Image region annotations
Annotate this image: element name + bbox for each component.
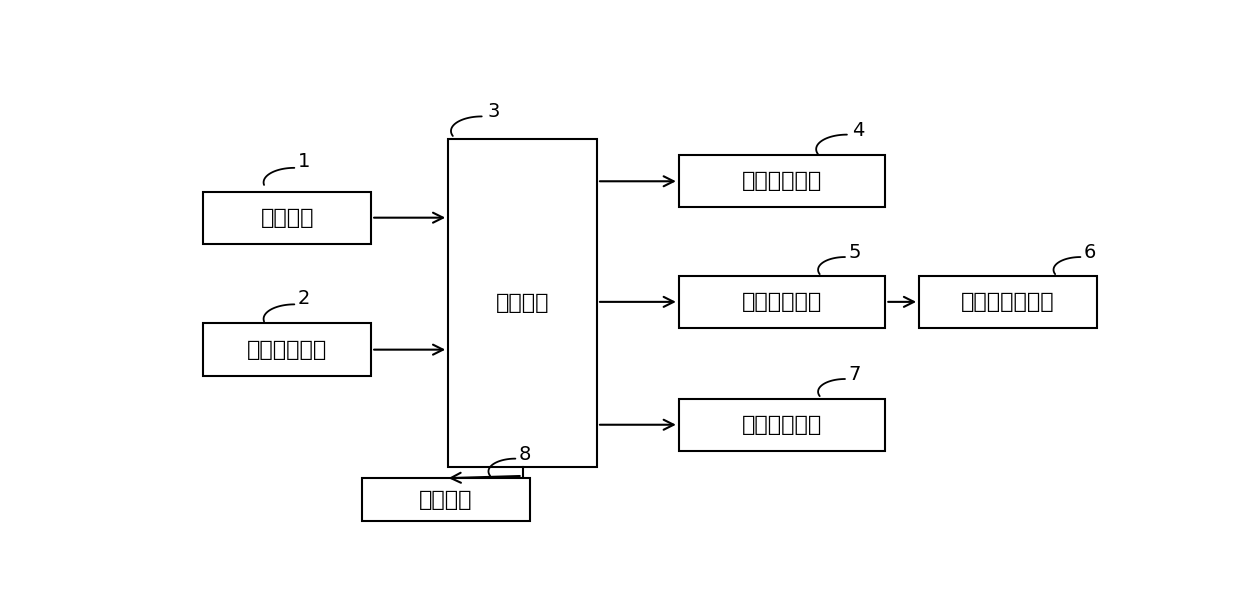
Bar	[203, 323, 371, 376]
Text: 主控模块: 主控模块	[496, 293, 549, 313]
Text: 6: 6	[1084, 243, 1096, 262]
Text: 摄像模块: 摄像模块	[260, 207, 314, 228]
Text: 显示模块: 显示模块	[419, 490, 472, 510]
Bar	[203, 191, 371, 244]
Bar	[678, 275, 885, 328]
Text: 数据存储模块: 数据存储模块	[742, 415, 822, 435]
Text: 4: 4	[852, 121, 864, 139]
Text: 8: 8	[518, 445, 531, 464]
Text: 7: 7	[848, 365, 861, 384]
Text: 大数据计算模块: 大数据计算模块	[961, 292, 1055, 312]
Bar	[362, 478, 529, 521]
Bar	[448, 139, 596, 467]
Text: 5: 5	[848, 243, 861, 262]
Text: 2: 2	[298, 289, 310, 308]
Text: 数据传输模块: 数据传输模块	[742, 292, 822, 312]
Text: 目标定位模块: 目标定位模块	[247, 340, 327, 360]
Text: 3: 3	[487, 102, 500, 121]
Text: 1: 1	[298, 152, 310, 171]
Bar	[678, 155, 885, 207]
Bar	[919, 275, 1096, 328]
Bar	[678, 398, 885, 451]
Text: 激光测量模块: 激光测量模块	[742, 171, 822, 191]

WRITTEN PROBLEM: Replace "bbox" with "bounding box" throughout all of the data above, keep every other line unchanged, and omit the pictures from your answer.

SOLUTION:
Annotate this image: element name + bounding box for each component.
Bar	[203, 323, 371, 376]
Text: 主控模块: 主控模块	[496, 293, 549, 313]
Text: 6: 6	[1084, 243, 1096, 262]
Text: 摄像模块: 摄像模块	[260, 207, 314, 228]
Text: 显示模块: 显示模块	[419, 490, 472, 510]
Bar	[203, 191, 371, 244]
Bar	[678, 275, 885, 328]
Text: 数据存储模块: 数据存储模块	[742, 415, 822, 435]
Text: 4: 4	[852, 121, 864, 139]
Text: 8: 8	[518, 445, 531, 464]
Text: 7: 7	[848, 365, 861, 384]
Text: 大数据计算模块: 大数据计算模块	[961, 292, 1055, 312]
Bar	[362, 478, 529, 521]
Bar	[448, 139, 596, 467]
Text: 5: 5	[848, 243, 861, 262]
Text: 2: 2	[298, 289, 310, 308]
Text: 数据传输模块: 数据传输模块	[742, 292, 822, 312]
Text: 目标定位模块: 目标定位模块	[247, 340, 327, 360]
Text: 3: 3	[487, 102, 500, 121]
Text: 1: 1	[298, 152, 310, 171]
Bar	[678, 155, 885, 207]
Bar	[919, 275, 1096, 328]
Bar	[678, 398, 885, 451]
Text: 激光测量模块: 激光测量模块	[742, 171, 822, 191]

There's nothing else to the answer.